- **SELECTION**:
****************************************

Home Daily Commentaries Aussie dollar falls below US$0.67

Aussie dollar falls below US$0.67

Daily Currency Update

The Australian dollar is slightly stronger this morning when valued against the Greenback. The Aussie dollar has been under pressure over the last week, despite a strong Australian labour market report for March and the resultant boost in expectations that the RBA may hike rates again as soon as early May. The AUD/USD pair bottomed during the European session at 0.6678, the lowest level since April 12, but quickly rose above 0.6680. For the time being there is no clear direction, and AUD could trade in a relatively broad range of 0.6620/0.6785. Looking at local data, on Friday we saw the April PMI from Australia show the Manufacturing Index at 48.1, below 49.1 in March, and the Service Index at 52.6, up from 48.6 in March, the highest reading since June 2022.

****************************************

- **WHAT THIS TASK INVOLVES**: Could you quote the currency update above in full, word for word?

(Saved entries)
****************************************

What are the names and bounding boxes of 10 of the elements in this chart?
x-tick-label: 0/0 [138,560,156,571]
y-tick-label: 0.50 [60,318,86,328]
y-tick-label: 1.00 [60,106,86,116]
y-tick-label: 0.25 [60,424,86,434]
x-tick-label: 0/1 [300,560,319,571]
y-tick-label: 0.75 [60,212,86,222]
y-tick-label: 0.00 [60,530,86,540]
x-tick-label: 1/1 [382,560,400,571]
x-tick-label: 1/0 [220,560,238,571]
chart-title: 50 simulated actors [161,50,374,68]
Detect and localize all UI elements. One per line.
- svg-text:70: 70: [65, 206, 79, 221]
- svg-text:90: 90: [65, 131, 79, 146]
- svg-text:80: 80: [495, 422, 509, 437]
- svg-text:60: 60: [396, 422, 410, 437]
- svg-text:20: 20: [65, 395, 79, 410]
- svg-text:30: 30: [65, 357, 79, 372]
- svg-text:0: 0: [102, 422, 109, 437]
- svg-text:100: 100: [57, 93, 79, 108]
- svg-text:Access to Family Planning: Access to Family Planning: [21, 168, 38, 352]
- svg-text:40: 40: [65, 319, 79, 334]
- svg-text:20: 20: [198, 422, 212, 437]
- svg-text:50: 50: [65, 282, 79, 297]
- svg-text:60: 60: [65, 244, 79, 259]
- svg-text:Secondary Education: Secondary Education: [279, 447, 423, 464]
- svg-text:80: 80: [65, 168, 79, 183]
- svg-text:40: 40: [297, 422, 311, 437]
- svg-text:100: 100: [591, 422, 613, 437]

****************************************

- **TASK OUTPUT**:
Home Daily Commentaries Aussie dollar falls below US$0.67

Aussie dollar falls below US$0.67

Daily Currency Update

The Australian dollar is slightly stronger this morning when valued against the Greenback. The Aussie dollar has been under pressure over the last week, despite a strong Australian labour market report for March and the resultant boost in expectations that the RBA may hike rates again as soon as early May. The AUD/USD pair bottomed during the European session at 0.6678, the lowest level since April 12, but quickly rose above 0.6680. For the time being there is no clear direction, and AUD could trade in a relatively broad range of 0.6620/0.6785. Looking at local data, on Friday we saw the April PMI from Australia show the Manufacturing Index at 48.1, below 49.1 in March, and the Service Index at 52.6, up from 48.6 in March, the highest reading since June 2022.